Exercise goal: Repeat the data below exactly, dropping any pictures it holds.
─── Supplied material
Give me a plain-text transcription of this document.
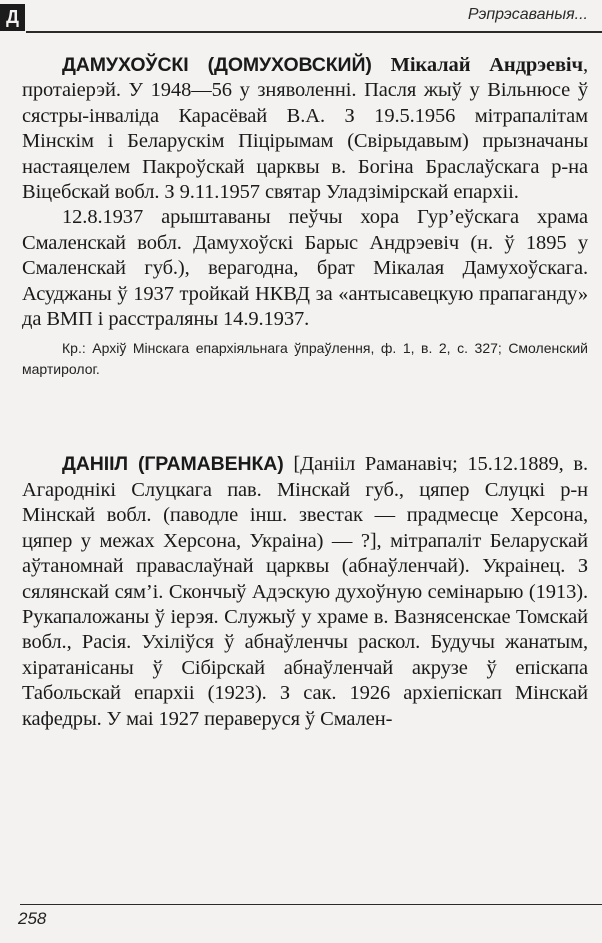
Д	Рэпрэсаваныя...

ДАМУХОЎСКІ (ДОМУХОВСКИЙ) Мікалай Андрэевіч, протаіерэй. У 1948—56 у зняволенні. Пасля жыў у Вільнюсе ў сястры-інваліда Карасёвай В.А. З 19.5.1956 мітрапалітам Мінскім і Беларускім Піцірымам (Свірыдавым) прызначаны настаяцелем Пакроўскай царквы в. Богіна Браслаўскага р-на Віцебскай вобл. З 9.11.1957 святар Уладзімірскай епархіі.

12.8.1937 арыштаваны пеўчы хора Гур’еўскага храма Смаленскай вобл. Дамухоўскі Барыс Андрэевіч (н. ў 1895 у Смаленскай губ.), верагодна, брат Мікалая Дамухоўскага. Асуджаны ў 1937 тройкай НКВД за «антысавецкую прапаганду» да ВМП і расстраляны 14.9.1937.

Кр.: Архіў Мінскага епархіяльнага ўпраўлення, ф. 1, в. 2, с. 327; Смоленский мартиролог.

ДАНІІЛ (ГРАМАВЕНКА) [Данііл Раманавіч; 15.12.1889, в. Агароднікі Слуцкага пав. Мінскай губ., цяпер Слуцкі р-н Мінскай вобл. (паводле інш. звестак — прадмесце Херсона, цяпер у межах Херсона, Украіна) — ?], мітрапаліт Беларускай аўтаномнай праваслаўнай царквы (абнаўленчай). Украінец. З сялянскай сям’і. Скончыў Адэскую духоўную семінарыю (1913). Рукапаложаны ў іерэя. Служыў у храме в. Вазнясенскае Томскай вобл., Расія. Ухіліўся ў абнаўленчы раскол. Будучы жанатым, хіратанісаны ў Сібірскай абнаўленчай акрузе ў епіскапа Табольскай епархіі (1923). З сак. 1926 архіепіскап Мінскай кафедры. У маі 1927 пераверуся ў Смален-

258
──────
Solution below:
Give me a plain-text transcription of this document.
Д	Рэпрэсаваныя...

ДАМУХОЎСКІ (ДОМУХОВСКИЙ) Мікалай Андрэевіч, протаіерэй. У 1948—56 у зняволенні. Пасля жыў у Вільнюсе ў сястры-інваліда Карасёвай В.А. З 19.5.1956 мітрапалітам Мінскім і Беларускім Піцірымам (Свірыдавым) прызначаны настаяцелем Пакроўскай царквы в. Богіна Браслаўскага р-на Віцебскай вобл. З 9.11.1957 святар Уладзімірскай епархіі.

12.8.1937 арыштаваны пеўчы хора Гур’еўскага храма Смаленскай вобл. Дамухоўскі Барыс Андрэевіч (н. ў 1895 у Смаленскай губ.), верагодна, брат Мікалая Дамухоўскага. Асуджаны ў 1937 тройкай НКВД за «антысавецкую прапаганду» да ВМП і расстраляны 14.9.1937.

Кр.: Архіў Мінскага епархіяльнага ўпраўлення, ф. 1, в. 2, с. 327; Смоленский мартиролог.

ДАНІІЛ (ГРАМАВЕНКА) [Данііл Раманавіч; 15.12.1889, в. Агароднікі Слуцкага пав. Мінскай губ., цяпер Слуцкі р-н Мінскай вобл. (паводле інш. звестак — прадмесце Херсона, цяпер у межах Херсона, Украіна) — ?], мітрапаліт Беларускай аўтаномнай праваслаўнай царквы (абнаўленчай). Украінец. З сялянскай сям’і. Скончыў Адэскую духоўную семінарыю (1913). Рукапаложаны ў іерэя. Служыў у храме в. Вазнясенскае Томскай вобл., Расія. Ухіліўся ў абнаўленчы раскол. Будучы жанатым, хіратанісаны ў Сібірскай абнаўленчай акрузе ў епіскапа Табольскай епархіі (1923). З сак. 1926 архіепіскап Мінскай кафедры. У маі 1927 пераверуся ў Смален-

258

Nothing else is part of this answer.